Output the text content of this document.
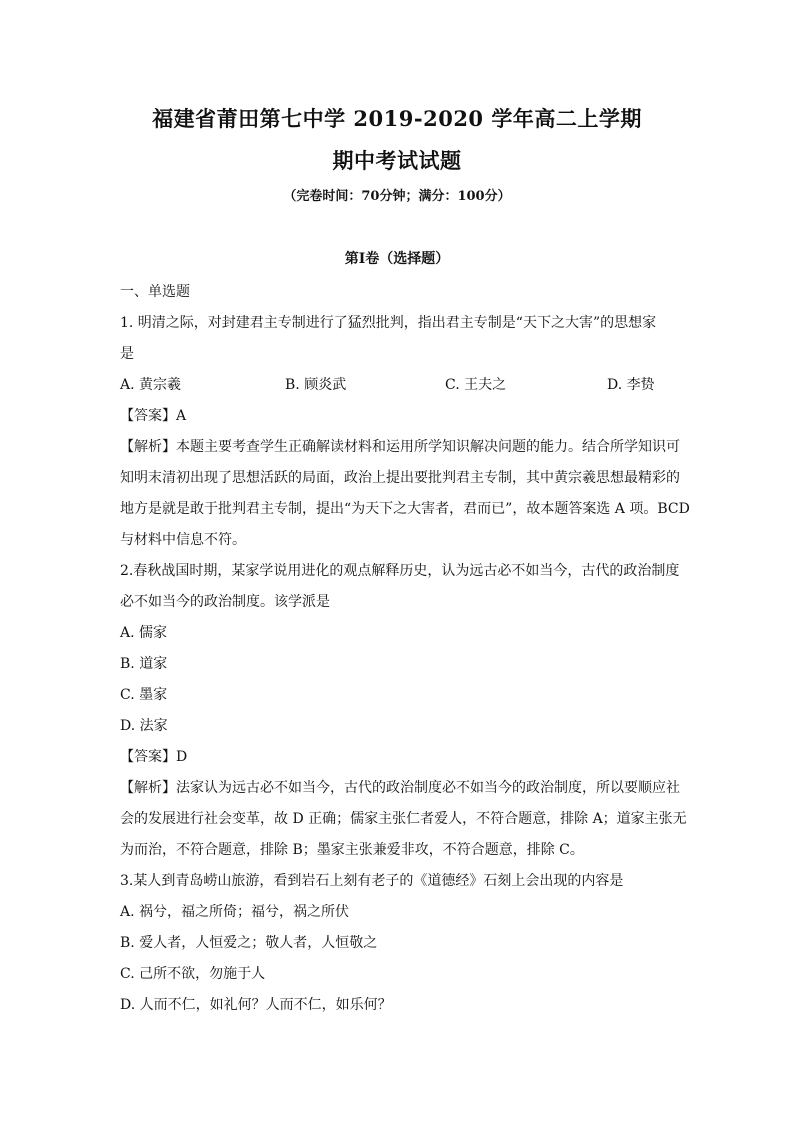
福建省莆田第七中学 2019-2020 学年高二上学期
期中考试试题
（完卷时间：70分钟；满分：100分）
第Ⅰ卷（选择题）
一、单选题
1. 明清之际，对封建君主专制进行了猛烈批判，指出君主专制是“天下之大害”的思想家
是
A. 黄宗羲	B. 顾炎武	C. 王夫之	D. 李贽
【答案】A
【解析】本题主要考查学生正确解读材料和运用所学知识解决问题的能力。结合所学知识可
知明末清初出现了思想活跃的局面，政治上提出要批判君主专制，其中黄宗羲思想最精彩的
地方是就是敢于批判君主专制，提出“为天下之大害者，君而已”，故本题答案选 A 项。BCD
与材料中信息不符。
2.春秋战国时期，某家学说用进化的观点解释历史，认为远古必不如当今，古代的政治制度
必不如当今的政治制度。该学派是
A. 儒家
B. 道家
C. 墨家
D. 法家
【答案】D
【解析】法家认为远古必不如当今，古代的政治制度必不如当今的政治制度，所以要顺应社
会的发展进行社会变革，故 D 正确；儒家主张仁者爱人，不符合题意，排除 A；道家主张无
为而治，不符合题意，排除 B；墨家主张兼爱非攻，不符合题意，排除 C。
3.某人到青岛崂山旅游，看到岩石上刻有老子的《道德经》石刻上会出现的内容是
A. 祸兮，福之所倚；福兮，祸之所伏
B. 爱人者，人恒爱之；敬人者，人恒敬之
C. 己所不欲，勿施于人
D. 人而不仁，如礼何？人而不仁，如乐何？
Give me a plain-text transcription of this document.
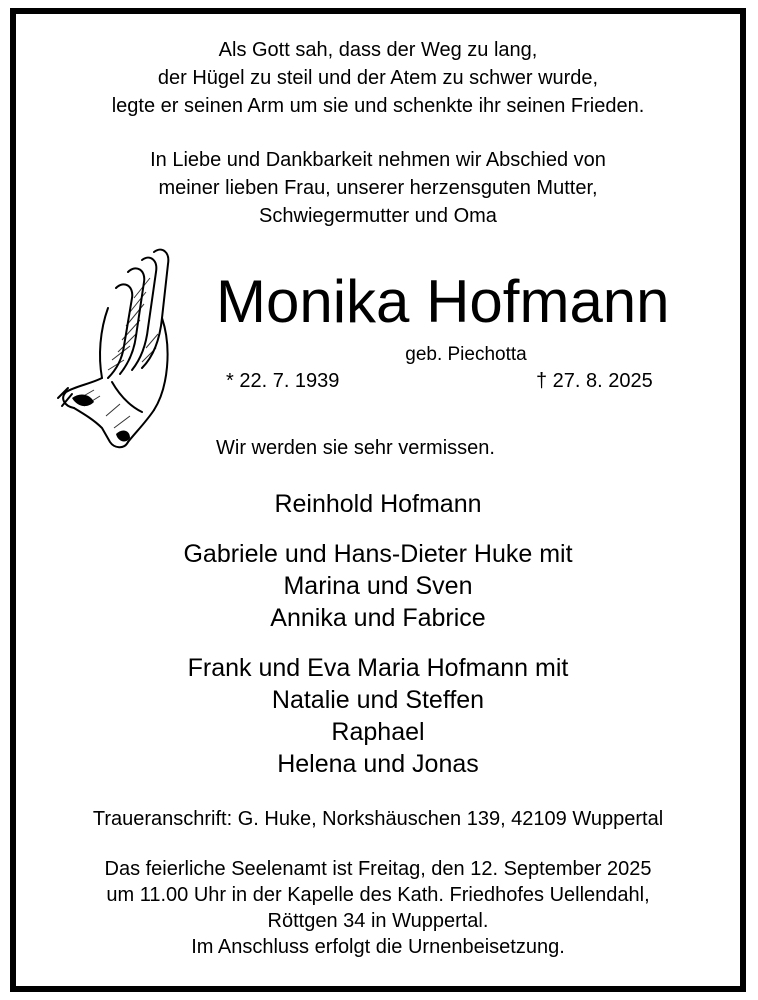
Als Gott sah, dass der Weg zu lang,
der Hügel zu steil und der Atem zu schwer wurde,
legte er seinen Arm um sie und schenkte ihr seinen Frieden.
In Liebe und Dankbarkeit nehmen wir Abschied von
meiner lieben Frau, unserer herzensguten Mutter,
Schwiegermutter und Oma
Monika Hofmann
geb. Piechotta
* 22. 7. 1939	† 27. 8. 2025
Wir werden sie sehr vermissen.
Reinhold Hofmann
Gabriele und Hans-Dieter Huke mit
Marina und Sven
Annika und Fabrice
Frank und Eva Maria Hofmann mit
Natalie und Steffen
Raphael
Helena und Jonas
Traueranschrift: G. Huke, Norkshäuschen 139, 42109 Wuppertal
Das feierliche Seelenamt ist Freitag, den 12. September 2025
um 11.00 Uhr in der Kapelle des Kath. Friedhofes Uellendahl,
Röttgen 34 in Wuppertal.
Im Anschluss erfolgt die Urnenbeisetzung.
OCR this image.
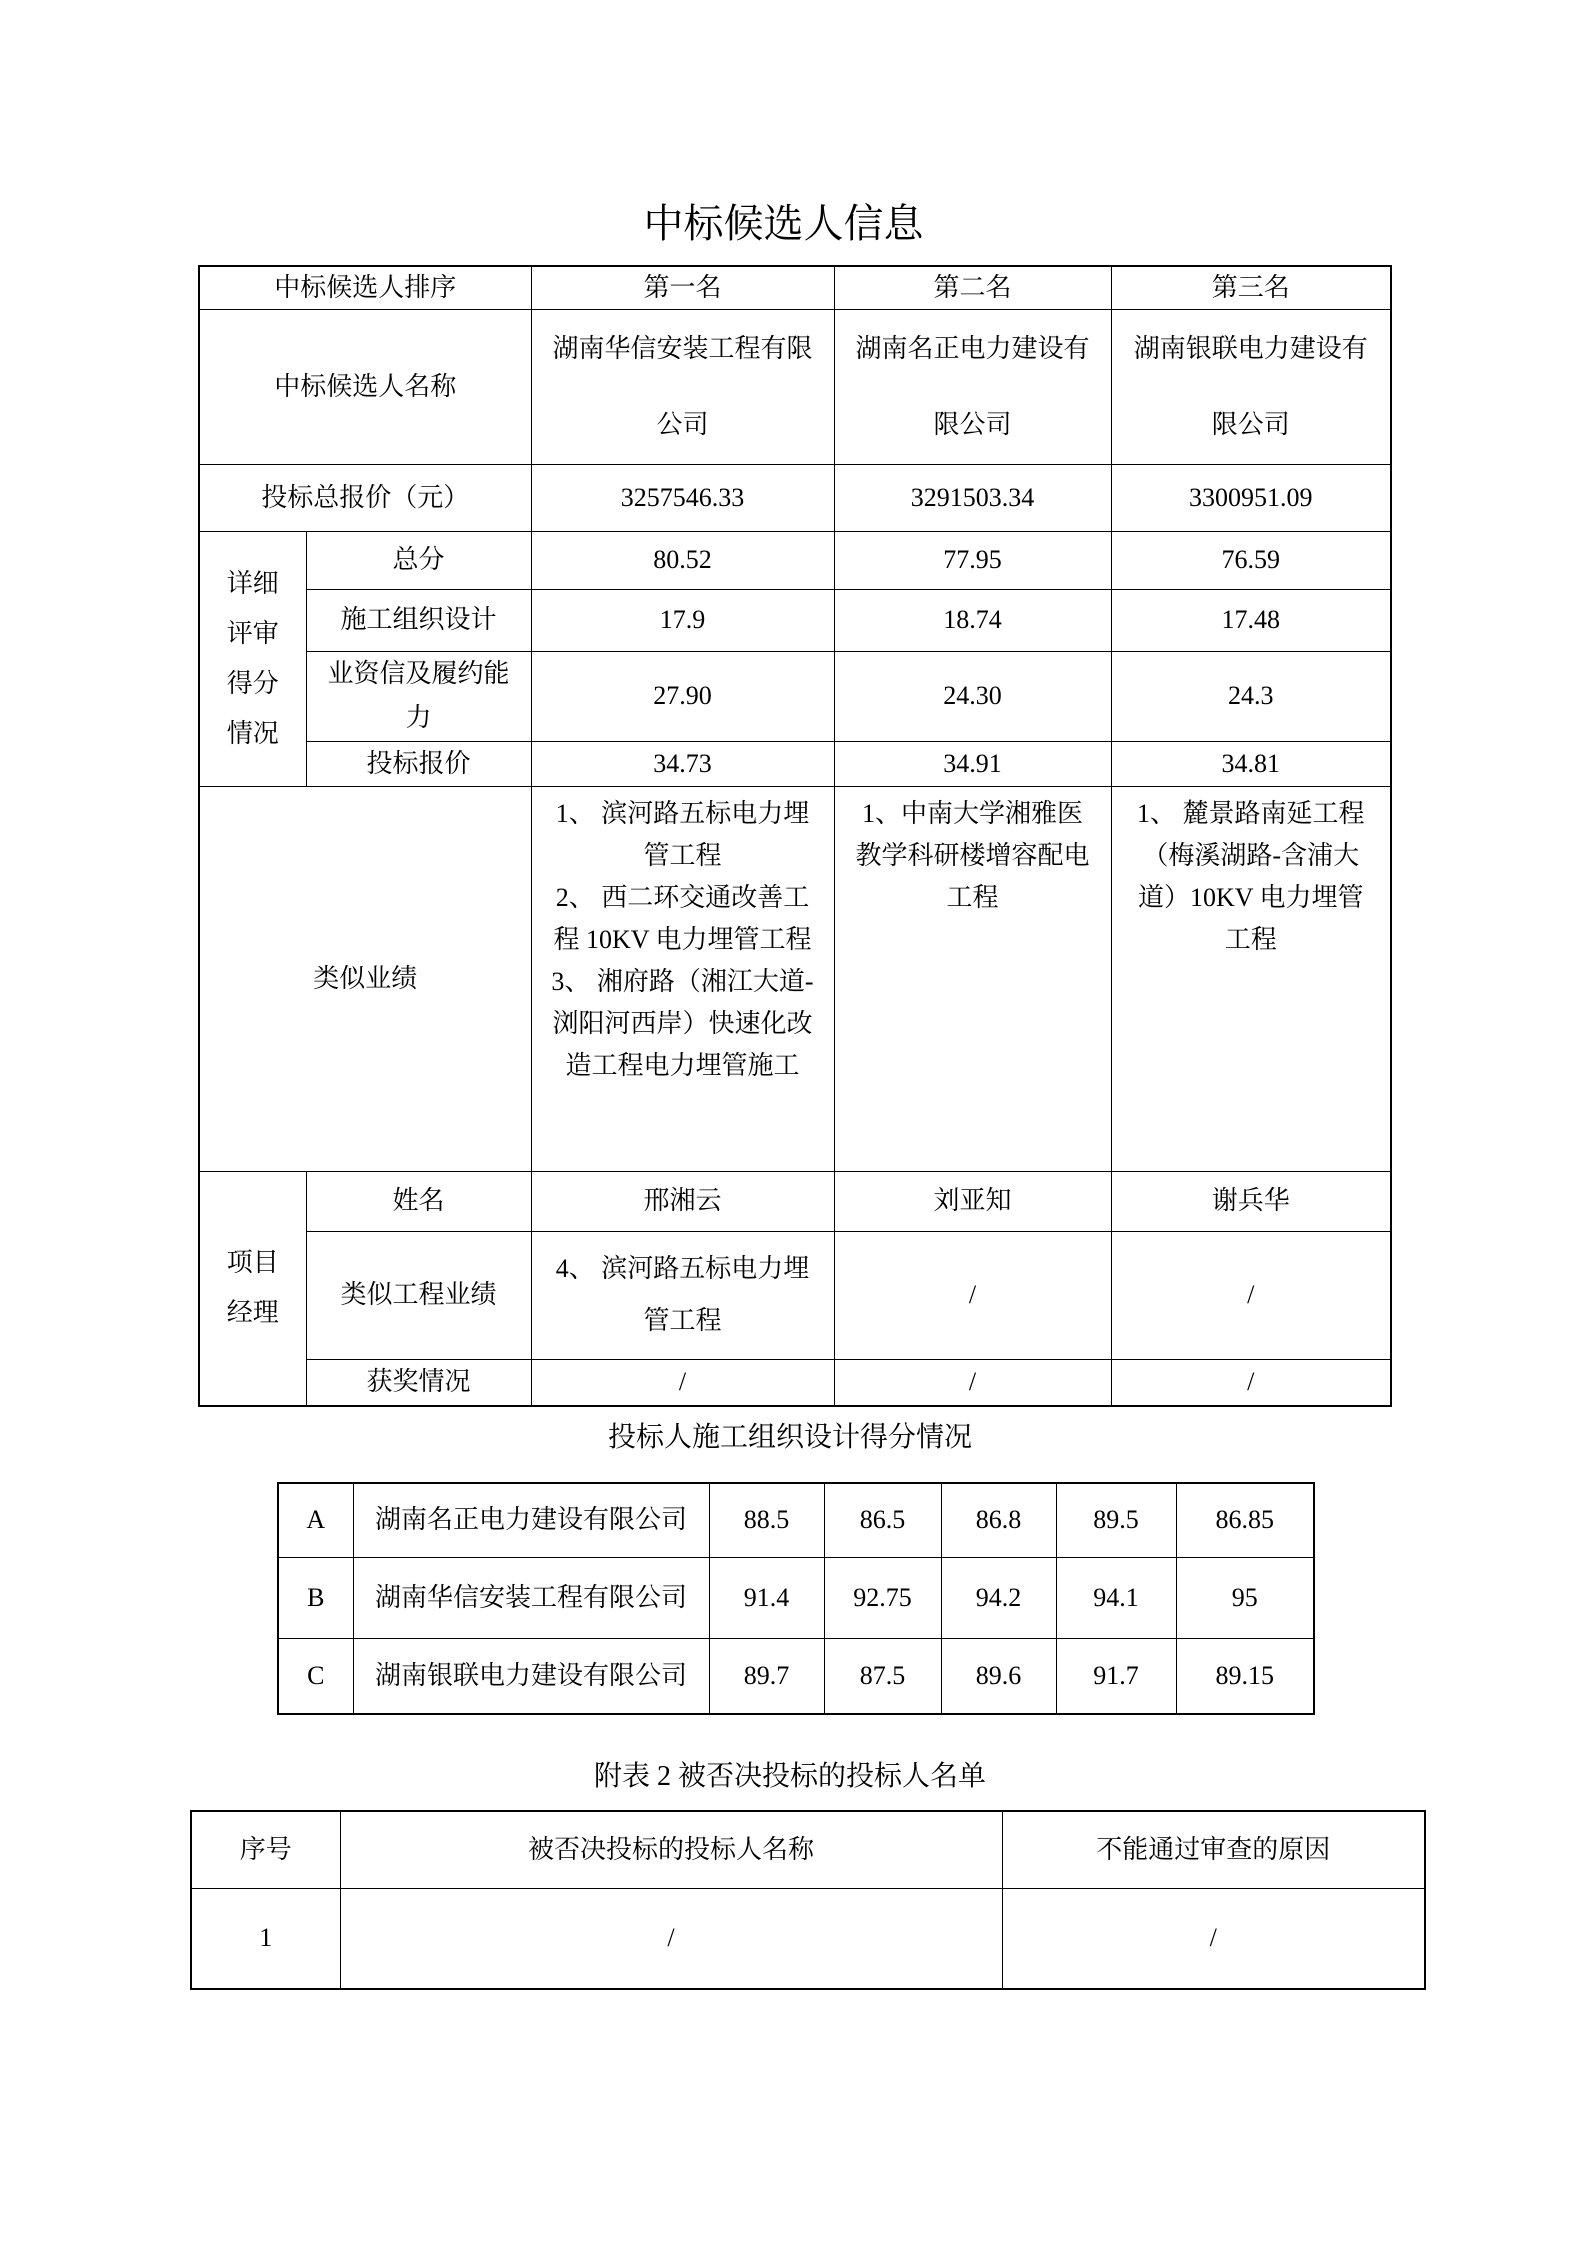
中标候选人信息
中标候选人排序		第一名	第二名	第三名
中标候选人名称		湖南华信安装工程有限公司	湖南名正电力建设有限公司	湖南银联电力建设有限公司
投标总报价（元）		3257546.33	3291503.34	3300951.09
详细评审得分情况	总分	80.52	77.95	76.59
	施工组织设计	17.9	18.74	17.48
	业资信及履约能力	27.90	24.30	24.3
	投标报价	34.73	34.91	34.81
类似业绩		1、 滨河路五标电力埋管工程
2、 西二环交通改善工程 10KV 电力埋管工程
3、 湘府路（湘江大道-浏阳河西岸）快速化改造工程电力埋管施工	1、中南大学湘雅医教学科研楼增容配电工程	1、 麓景路南延工程（梅溪湖路-含浦大道）10KV 电力埋管工程

项目经理	姓名	邢湘云	刘亚知	谢兵华
	类似工程业绩	4、 滨河路五标电力埋管工程	/	/
	获奖情况	/	/	/
投标人施工组织设计得分情况
A	湖南名正电力建设有限公司	88.5	86.5	86.8	89.5	86.85
B	湖南华信安装工程有限公司	91.4	92.75	94.2	94.1	95
C	湖南银联电力建设有限公司	89.7	87.5	89.6	91.7	89.15
附表 2 被否决投标的投标人名单
序号	被否决投标的投标人名称	不能通过审查的原因
1	/	/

###

To do: From the entries above, output every line exactly and omit any image.

Output of the exercise:
Output the text content of this document.
福建省莆田第七中学 2019-2020 学年高二上学期
期中考试试题
（完卷时间：70分钟；满分：100分）
第Ⅰ卷（选择题）
一、单选题
1. 明清之际，对封建君主专制进行了猛烈批判，指出君主专制是“天下之大害”的思想家
是
A. 黄宗羲	B. 顾炎武	C. 王夫之	D. 李贽
【答案】A
【解析】本题主要考查学生正确解读材料和运用所学知识解决问题的能力。结合所学知识可
知明末清初出现了思想活跃的局面，政治上提出要批判君主专制，其中黄宗羲思想最精彩的
地方是就是敢于批判君主专制，提出“为天下之大害者，君而已”，故本题答案选 A 项。BCD
与材料中信息不符。
2.春秋战国时期，某家学说用进化的观点解释历史，认为远古必不如当今，古代的政治制度
必不如当今的政治制度。该学派是
A. 儒家
B. 道家
C. 墨家
D. 法家
【答案】D
【解析】法家认为远古必不如当今，古代的政治制度必不如当今的政治制度，所以要顺应社
会的发展进行社会变革，故 D 正确；儒家主张仁者爱人，不符合题意，排除 A；道家主张无
为而治，不符合题意，排除 B；墨家主张兼爱非攻，不符合题意，排除 C。
3.某人到青岛崂山旅游，看到岩石上刻有老子的《道德经》石刻上会出现的内容是
A. 祸兮，福之所倚；福兮，祸之所伏
B. 爱人者，人恒爱之；敬人者，人恒敬之
C. 己所不欲，勿施于人
D. 人而不仁，如礼何？人而不仁，如乐何？
Give me a plain-text transcription of this document.
Als Gott sah, dass der Weg zu lang,
der Hügel zu steil und der Atem zu schwer wurde,
legte er seinen Arm um sie und schenkte ihr seinen Frieden.
In Liebe und Dankbarkeit nehmen wir Abschied von
meiner lieben Frau, unserer herzensguten Mutter,
Schwiegermutter und Oma
Monika Hofmann
geb. Piechotta
* 22. 7. 1939	† 27. 8. 2025
Wir werden sie sehr vermissen.
Reinhold Hofmann
Gabriele und Hans-Dieter Huke mit
Marina und Sven
Annika und Fabrice
Frank und Eva Maria Hofmann mit
Natalie und Steffen
Raphael
Helena und Jonas
Traueranschrift: G. Huke, Norkshäuschen 139, 42109 Wuppertal
Das feierliche Seelenamt ist Freitag, den 12. September 2025
um 11.00 Uhr in der Kapelle des Kath. Friedhofes Uellendahl,
Röttgen 34 in Wuppertal.
Im Anschluss erfolgt die Urnenbeisetzung.
OCR this image.
中标候选人信息
中标候选人排序		第一名	第二名	第三名
中标候选人名称		湖南华信安装工程有限公司	湖南名正电力建设有限公司	湖南银联电力建设有限公司
投标总报价（元）		3257546.33	3291503.34	3300951.09
详细评审得分情况	总分	80.52	77.95	76.59
	施工组织设计	17.9	18.74	17.48
	业资信及履约能力	27.90	24.30	24.3
	投标报价	34.73	34.91	34.81
类似业绩		1、 滨河路五标电力埋管工程
2、 西二环交通改善工程 10KV 电力埋管工程
3、 湘府路（湘江大道-浏阳河西岸）快速化改造工程电力埋管施工	1、中南大学湘雅医教学科研楼增容配电工程	1、 麓景路南延工程（梅溪湖路-含浦大道）10KV 电力埋管工程

项目经理	姓名	邢湘云	刘亚知	谢兵华
	类似工程业绩	4、 滨河路五标电力埋管工程	/	/
	获奖情况	/	/	/
投标人施工组织设计得分情况
A	湖南名正电力建设有限公司	88.5	86.5	86.8	89.5	86.85
B	湖南华信安装工程有限公司	91.4	92.75	94.2	94.1	95
C	湖南银联电力建设有限公司	89.7	87.5	89.6	91.7	89.15
附表 2 被否决投标的投标人名单
序号	被否决投标的投标人名称	不能通过审查的原因
1	/	/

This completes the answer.